> _Problem requirements_:
Go through the data and copy every line in which "algoritmo" appears.

> _Input records_:
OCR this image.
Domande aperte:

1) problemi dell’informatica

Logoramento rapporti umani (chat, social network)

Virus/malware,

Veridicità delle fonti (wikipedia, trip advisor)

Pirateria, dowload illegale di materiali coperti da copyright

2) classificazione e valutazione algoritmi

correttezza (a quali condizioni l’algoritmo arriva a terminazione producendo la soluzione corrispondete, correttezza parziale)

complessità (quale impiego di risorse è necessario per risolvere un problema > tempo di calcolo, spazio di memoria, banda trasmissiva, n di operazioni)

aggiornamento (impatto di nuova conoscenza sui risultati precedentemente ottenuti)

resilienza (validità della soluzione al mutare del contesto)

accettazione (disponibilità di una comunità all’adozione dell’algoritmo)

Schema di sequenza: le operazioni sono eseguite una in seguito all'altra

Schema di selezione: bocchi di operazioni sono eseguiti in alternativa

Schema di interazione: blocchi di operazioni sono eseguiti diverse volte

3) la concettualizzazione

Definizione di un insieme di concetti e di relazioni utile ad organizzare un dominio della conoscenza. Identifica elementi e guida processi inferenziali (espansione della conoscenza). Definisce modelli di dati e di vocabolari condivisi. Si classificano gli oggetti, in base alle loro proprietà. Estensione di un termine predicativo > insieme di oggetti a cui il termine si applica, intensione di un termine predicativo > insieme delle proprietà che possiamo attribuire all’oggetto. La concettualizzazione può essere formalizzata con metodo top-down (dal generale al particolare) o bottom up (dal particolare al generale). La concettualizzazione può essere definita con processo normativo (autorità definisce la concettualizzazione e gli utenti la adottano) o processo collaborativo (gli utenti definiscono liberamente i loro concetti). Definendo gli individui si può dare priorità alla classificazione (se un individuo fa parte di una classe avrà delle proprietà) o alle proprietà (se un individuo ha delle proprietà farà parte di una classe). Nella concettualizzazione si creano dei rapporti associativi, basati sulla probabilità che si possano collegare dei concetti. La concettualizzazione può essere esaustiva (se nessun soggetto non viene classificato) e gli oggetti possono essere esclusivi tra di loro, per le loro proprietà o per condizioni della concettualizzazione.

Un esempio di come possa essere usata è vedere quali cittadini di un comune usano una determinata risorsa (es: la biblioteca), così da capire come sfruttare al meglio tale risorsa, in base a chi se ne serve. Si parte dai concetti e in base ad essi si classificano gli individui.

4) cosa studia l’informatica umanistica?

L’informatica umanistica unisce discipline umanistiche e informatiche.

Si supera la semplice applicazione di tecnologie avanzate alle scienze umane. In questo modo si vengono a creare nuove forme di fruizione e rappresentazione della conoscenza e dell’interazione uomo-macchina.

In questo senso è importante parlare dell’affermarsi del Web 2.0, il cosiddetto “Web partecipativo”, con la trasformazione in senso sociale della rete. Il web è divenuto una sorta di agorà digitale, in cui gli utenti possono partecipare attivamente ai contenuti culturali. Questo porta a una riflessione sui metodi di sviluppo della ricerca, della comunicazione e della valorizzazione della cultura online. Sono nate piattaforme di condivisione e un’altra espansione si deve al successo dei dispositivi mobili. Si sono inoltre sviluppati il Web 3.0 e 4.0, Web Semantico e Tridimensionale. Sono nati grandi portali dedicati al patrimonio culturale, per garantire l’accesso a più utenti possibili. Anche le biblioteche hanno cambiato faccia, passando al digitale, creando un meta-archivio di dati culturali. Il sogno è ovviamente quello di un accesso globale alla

> _Solution to this problem_:
correttezza (a quali condizioni l’algoritmo arriva a terminazione producendo la soluzione corrispondete, correttezza parziale)
accettazione (disponibilità di una comunità all’adozione dell’algoritmo)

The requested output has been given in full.